=== Dataset rows ===
_____

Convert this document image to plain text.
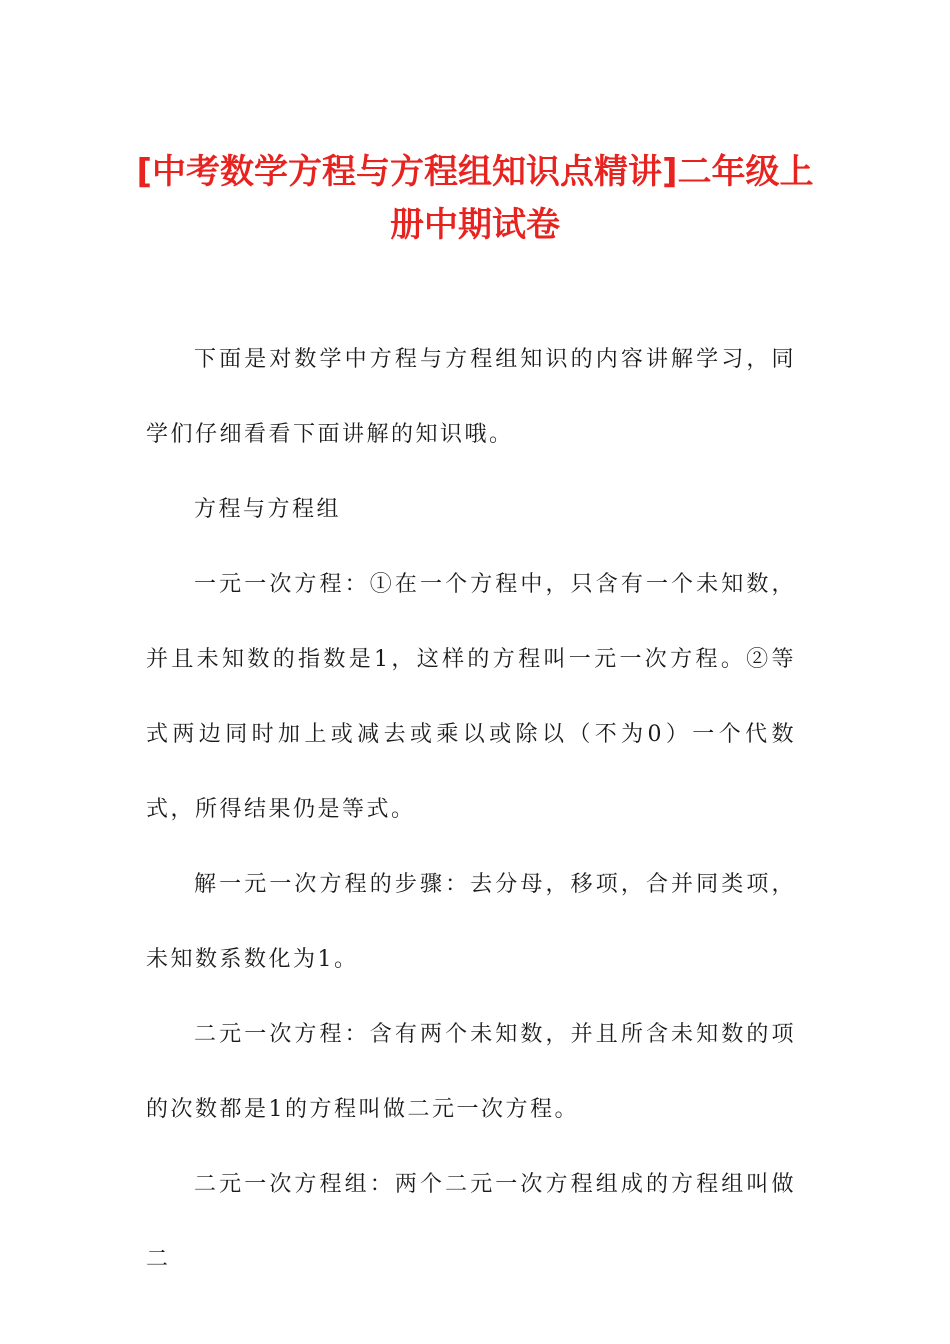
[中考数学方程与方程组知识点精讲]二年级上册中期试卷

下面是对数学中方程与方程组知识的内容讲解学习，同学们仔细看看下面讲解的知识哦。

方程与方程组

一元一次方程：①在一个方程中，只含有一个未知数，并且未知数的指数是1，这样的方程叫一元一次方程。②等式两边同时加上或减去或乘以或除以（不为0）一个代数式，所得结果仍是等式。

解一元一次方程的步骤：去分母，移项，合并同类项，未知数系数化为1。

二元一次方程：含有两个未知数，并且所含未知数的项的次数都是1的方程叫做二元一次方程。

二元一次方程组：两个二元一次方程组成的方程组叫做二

_____

=== Requirements ===
Transcribe the complete set of entries verbatim. No pictures belong in the copy.

=== Expected answer ===
Convert this document image to plain text.
[中考数学方程与方程组知识点精讲]二年级上册中期试卷

下面是对数学中方程与方程组知识的内容讲解学习，同学们仔细看看下面讲解的知识哦。

方程与方程组

一元一次方程：①在一个方程中，只含有一个未知数，并且未知数的指数是1，这样的方程叫一元一次方程。②等式两边同时加上或减去或乘以或除以（不为0）一个代数式，所得结果仍是等式。

解一元一次方程的步骤：去分母，移项，合并同类项，未知数系数化为1。

二元一次方程：含有两个未知数，并且所含未知数的项的次数都是1的方程叫做二元一次方程。

二元一次方程组：两个二元一次方程组成的方程组叫做二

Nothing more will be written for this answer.